▸ DIRECTIONS FOR THIS TASK
Rewrite each line of the records as a numbered list, omitting blank lines and leaving the pictures out of your answer.

▸ RECORDS FOR THIS TASK
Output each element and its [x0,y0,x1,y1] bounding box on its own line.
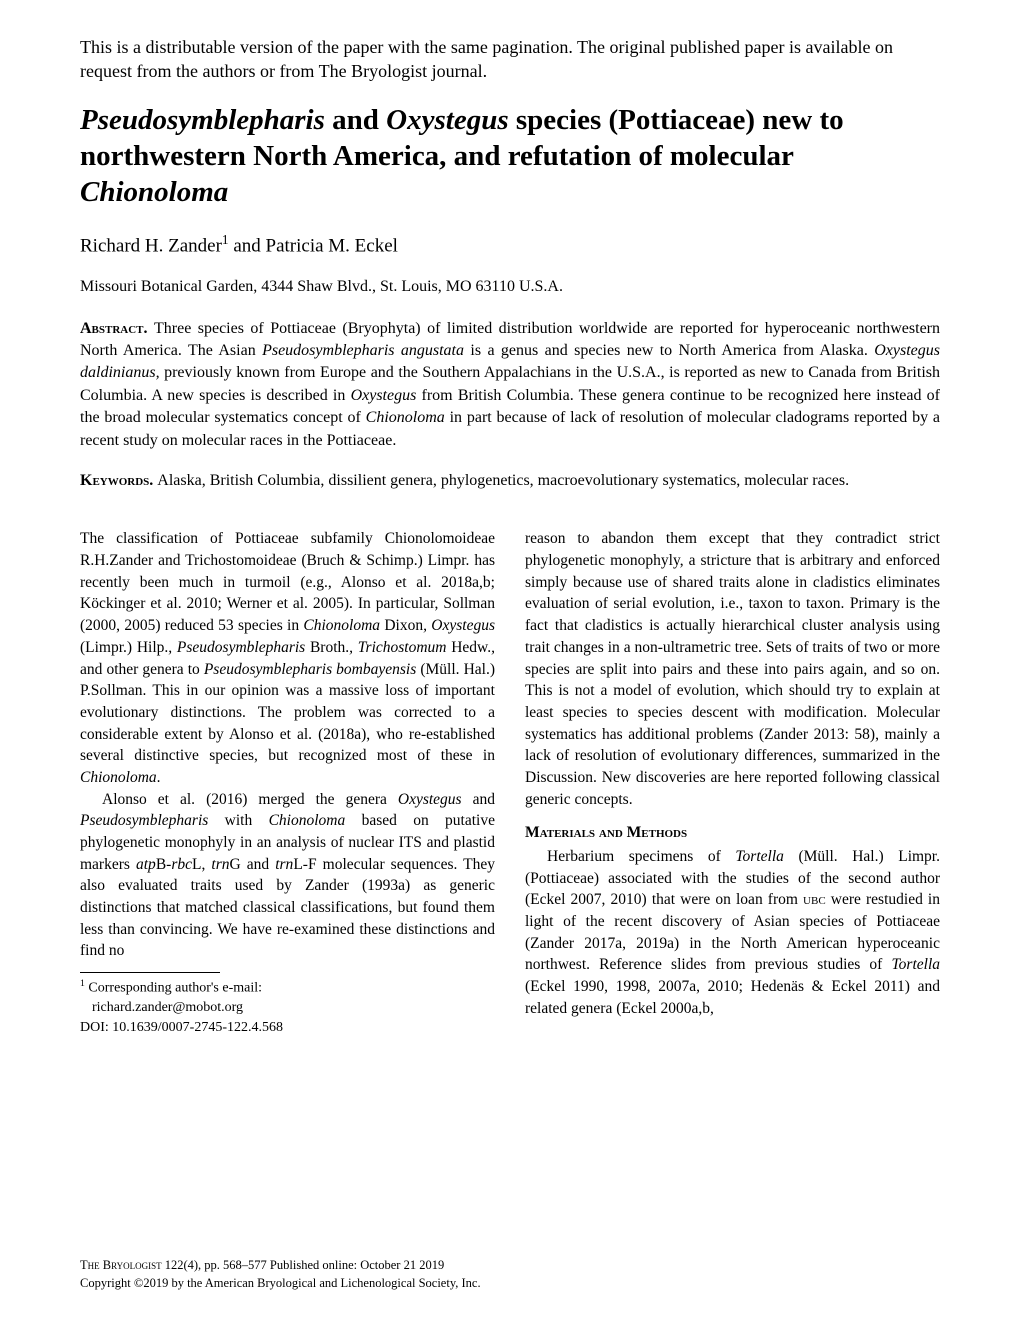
body-text: L, [192,856,211,873]
body-text: Dixon [380,617,423,634]
footer-journal: The Bryologist [80,1258,162,1272]
footnote-separator [80,972,220,973]
body-taxon: , Pseudosymblepharis [168,639,305,656]
right-column: reason to abandon them except that they … [525,528,940,1037]
footer-copyright: Copyright ©2019 by the American Bryologi… [80,1275,481,1293]
footer-citation-rest: 122(4), pp. 568–577 Published online: Oc… [162,1258,445,1272]
title-text: and [325,104,386,136]
author-name: and Patricia M. Eckel [229,236,398,257]
body-text: B- [156,856,172,873]
footnote-label: Corresponding author's e-mail: [85,981,262,996]
body-text: . [157,769,161,786]
body-abbrev: ubc [803,891,826,908]
abstract-text: is a genus and species new to North Amer… [464,342,874,359]
body-taxon: Chionoloma [269,812,346,829]
body-taxon: , Oxystegus [423,617,495,634]
title-genus-3: Chionoloma [80,176,228,208]
body-taxon: Pseudosymblepharis [80,812,208,829]
body-text: (Eckel 1990, 1998, 2007a, 2010; Hedenäs … [525,978,940,1017]
author-affil-sup: 1 [222,232,229,247]
authors-line: Richard H. Zander1 and Patricia M. Eckel [80,232,940,257]
body-taxon: Tortella [735,848,784,865]
author-name: Richard H. Zander [80,236,222,257]
keywords: Keywords. Alaska, British Columbia, diss… [80,470,940,492]
body-text: with [208,812,268,829]
footnote: 1 Corresponding author's e-mail: richard… [80,977,495,1037]
left-column: The classification of Pottiaceae subfami… [80,528,495,1037]
body-taxon: Oxystegus [398,791,462,808]
body-text: Hedw. [446,639,491,656]
body-taxon: Chionoloma [303,617,380,634]
body-text: Alonso et al. (2016) merged the genera [102,791,398,808]
page-footer: The Bryologist 122(4), pp. 568–577 Publi… [80,1257,481,1292]
body-paragraph: The classification of Pottiaceae subfami… [80,528,495,788]
body-text: and other genera to [80,661,204,678]
body-marker: trn [275,856,293,873]
paper-title: Pseudosymblepharis and Oxystegus species… [80,102,940,211]
body-marker: trn [211,856,229,873]
affiliation: Missouri Botanical Garden, 4344 Shaw Blv… [80,278,940,296]
abstract: Abstract. Three species of Pottiaceae (B… [80,318,940,452]
footer-citation: The Bryologist 122(4), pp. 568–577 Publi… [80,1257,481,1275]
title-genus-2: Oxystegus [386,104,508,136]
footnote-email: richard.zander@mobot.org [80,998,495,1018]
footnote-line: 1 Corresponding author's e-mail: [80,977,495,998]
footnote-doi: DOI: 10.1639/0007-2745-122.4.568 [80,1018,495,1038]
abstract-taxon: Oxystegus [351,387,417,404]
body-paragraph: Herbarium specimens of Tortella (Müll. H… [525,846,940,1020]
body-taxon: , [491,639,495,656]
body-taxon: Tortella [891,956,940,973]
body-paragraph: reason to abandon them except that they … [525,528,940,810]
abstract-label: Abstract. [80,320,154,337]
abstract-taxon: Chionoloma [366,409,445,426]
body-taxon: , Trichostomum [349,639,446,656]
body-text: and [462,791,495,808]
body-paragraph: Alonso et al. (2016) merged the genera O… [80,789,495,963]
body-text: (Limpr.) Hilp. [80,639,168,656]
body-taxon: Pseudosymblepharis bombayensis [204,661,416,678]
body-text: Broth. [305,639,349,656]
body-two-column: The classification of Pottiaceae subfami… [80,528,940,1037]
body-text: G and [230,856,276,873]
section-heading-materials: Materials and Methods [525,822,940,844]
body-marker: rbc [171,856,192,873]
abstract-taxon: Pseudosymblepharis angustata [262,342,464,359]
body-marker: atp [136,856,156,873]
keywords-label: Keywords. [80,472,157,489]
keywords-text: Alaska, British Columbia, dissilient gen… [157,472,849,489]
body-text: Herbarium specimens of [547,848,735,865]
title-genus-1: Pseudosymblepharis [80,104,325,136]
distribution-disclaimer: This is a distributable version of the p… [80,35,940,84]
body-taxon: Chionoloma [80,769,157,786]
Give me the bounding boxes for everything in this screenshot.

▸ THE OUTPUT
1. Output each element and its [x0,y0,x1,y1] bounding box on its own line.
2. body-text: L, [192,856,211,873]
3. body-text: Dixon [380,617,423,634]
4. footer-journal: The Bryologist [80,1258,162,1272]
5. footnote-separator [80,972,220,973]
6. body-taxon: , Pseudosymblepharis [168,639,305,656]
7. right-column: reason to abandon them except that they … [525,528,940,1037]
8. footer-copyright: Copyright ©2019 by the American Bryologi… [80,1275,481,1293]
9. footer-citation-rest: 122(4), pp. 568–577 Published online: Oc… [162,1258,445,1272]
10. title-text: and [325,104,386,136]
11. author-name: and Patricia M. Eckel [229,236,398,257]
12. body-text: B- [156,856,172,873]
13. footnote-label: Corresponding author's e-mail: [85,981,262,996]
14. body-text: . [157,769,161,786]
15. body-abbrev: ubc [803,891,826,908]
16. abstract-text: is a genus and species new to North Amer… [464,342,874,359]
17. body-taxon: Chionoloma [269,812,346,829]
18. body-taxon: , Oxystegus [423,617,495,634]
19. title-genus-3: Chionoloma [80,176,228,208]
20. body-taxon: Pseudosymblepharis [80,812,208,829]
21. body-text: (Eckel 1990, 1998, 2007a, 2010; Hedenäs … [525,978,940,1017]
22. author-affil-sup: 1 [222,232,229,247]
23. authors-line: Richard H. Zander1 and Patricia M. Eckel [80,232,940,257]
24. body-taxon: Tortella [735,848,784,865]
25. author-name: Richard H. Zander [80,236,222,257]
26. keywords: Keywords. Alaska, British Columbia, diss… [80,470,940,492]
27. body-text: with [208,812,268,829]
28. footnote: 1 Corresponding author's e-mail: richard… [80,977,495,1037]
29. left-column: The classification of Pottiaceae subfami… [80,528,495,1037]
30. body-taxon: Oxystegus [398,791,462,808]
31. body-text: Hedw. [446,639,491,656]
32. body-taxon: Chionoloma [303,617,380,634]
33. body-text: Alonso et al. (2016) merged the genera [102,791,398,808]
34. page-footer: The Bryologist 122(4), pp. 568–577 Publi… [80,1257,481,1292]
35. body-paragraph: The classification of Pottiaceae subfami… [80,528,495,788]
36. body-text: and other genera to [80,661,204,678]
37. body-marker: trn [275,856,293,873]
38. paper-title: Pseudosymblepharis and Oxystegus species… [80,102,940,211]
39. body-marker: trn [211,856,229,873]
40. affiliation: Missouri Botanical Garden, 4344 Shaw Blv… [80,278,940,296]
41. abstract: Abstract. Three species of Pottiaceae (B… [80,318,940,452]
42. footer-citation: The Bryologist 122(4), pp. 568–577 Publi… [80,1257,481,1275]
43. title-genus-2: Oxystegus [386,104,508,136]
44. footnote-email: richard.zander@mobot.org [80,998,495,1018]
45. footnote-line: 1 Corresponding author's e-mail: [80,977,495,998]
46. footnote-doi: DOI: 10.1639/0007-2745-122.4.568 [80,1018,495,1038]
47. abstract-taxon: Oxystegus [351,387,417,404]
48. body-paragraph: Herbarium specimens of Tortella (Müll. H… [525,846,940,1020]
49. body-taxon: , [491,639,495,656]
50. body-taxon: Tortella [891,956,940,973]
51. body-paragraph: reason to abandon them except that they … [525,528,940,810]
52. abstract-label: Abstract. [80,320,154,337]
53. abstract-taxon: Chionoloma [366,409,445,426]
54. body-taxon: , Trichostomum [349,639,446,656]
55. body-text: and [462,791,495,808]
56. body-paragraph: Alonso et al. (2016) merged the genera O… [80,789,495,963]
57. body-text: (Limpr.) Hilp. [80,639,168,656]
58. body-taxon: Pseudosymblepharis bombayensis [204,661,416,678]
59. body-text: Broth. [305,639,349,656]
60. body-two-column: The classification of Pottiaceae subfami… [80,528,940,1037]
61. body-text: G and [230,856,276,873]
62. section-heading-materials: Materials and Methods [525,822,940,844]
63. body-marker: rbc [171,856,192,873]
64. abstract-taxon: Pseudosymblepharis angustata [262,342,464,359]
65. body-marker: atp [136,856,156,873]
66. keywords-label: Keywords. [80,472,157,489]
67. keywords-text: Alaska, British Columbia, dissilient gen… [157,472,849,489]
68. body-text: Herbarium specimens of [547,848,735,865]
69. title-genus-1: Pseudosymblepharis [80,104,325,136]
70. distribution-disclaimer: This is a distributable version of the p… [80,35,940,84]
71. body-taxon: Chionoloma [80,769,157,786]
72. Give me the bounding boxes for everything in this screenshot.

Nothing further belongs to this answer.